(Dataset items)
-----
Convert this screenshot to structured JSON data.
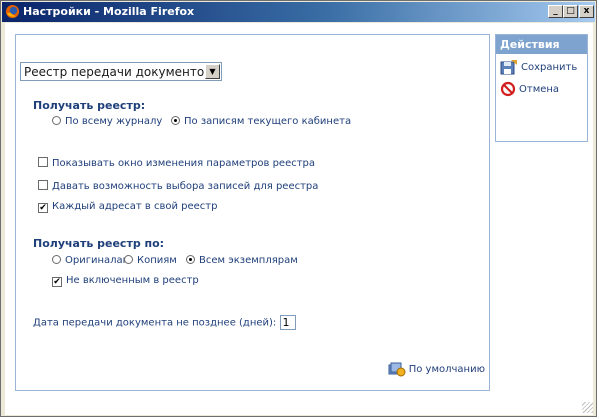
{
  "window": {
    "title": "Настройки - Mozilla Firefox",
    "controls": {
      "minimize": "_",
      "maximize": "□",
      "close": "x"
    }
  },
  "report_select": {
    "value": "Реестр передачи документов"
  },
  "get_registry": {
    "title": "Получать реестр:",
    "options": [
      {
        "label": "По всему журналу",
        "selected": false
      },
      {
        "label": "По записям текущего кабинета",
        "selected": true
      }
    ]
  },
  "checkboxes": [
    {
      "label": "Показывать окно изменения параметров реестра",
      "checked": false
    },
    {
      "label": "Давать возможность выбора записей для реестра",
      "checked": false
    },
    {
      "label": "Каждый адресат в свой реестр",
      "checked": true
    }
  ],
  "get_registry_by": {
    "title": "Получать реестр по:",
    "options": [
      {
        "label": "Оригиналам",
        "selected": false
      },
      {
        "label": "Копиям",
        "selected": false
      },
      {
        "label": "Всем экземплярам",
        "selected": true
      }
    ],
    "not_included": {
      "label": "Не включенным в реестр",
      "checked": true
    }
  },
  "date_field": {
    "label": "Дата передачи документа не позднее (дней):",
    "value": "1"
  },
  "default_button": {
    "label": "По умолчанию"
  },
  "actions": {
    "header": "Действия",
    "save": "Сохранить",
    "cancel": "Отмена"
  },
  "colors": {
    "title_gradient_start": "#0a246a",
    "panel_border": "#9bb5d9",
    "actions_header": "#7ea3cf",
    "text_blue": "#1f3f7a"
  }
}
-----
• Set problem: Scan the material above for the string "Получать" and report each line where you find it.

• Correct answer:
    "title": "Получать реестр:",
    "title": "Получать реестр по:",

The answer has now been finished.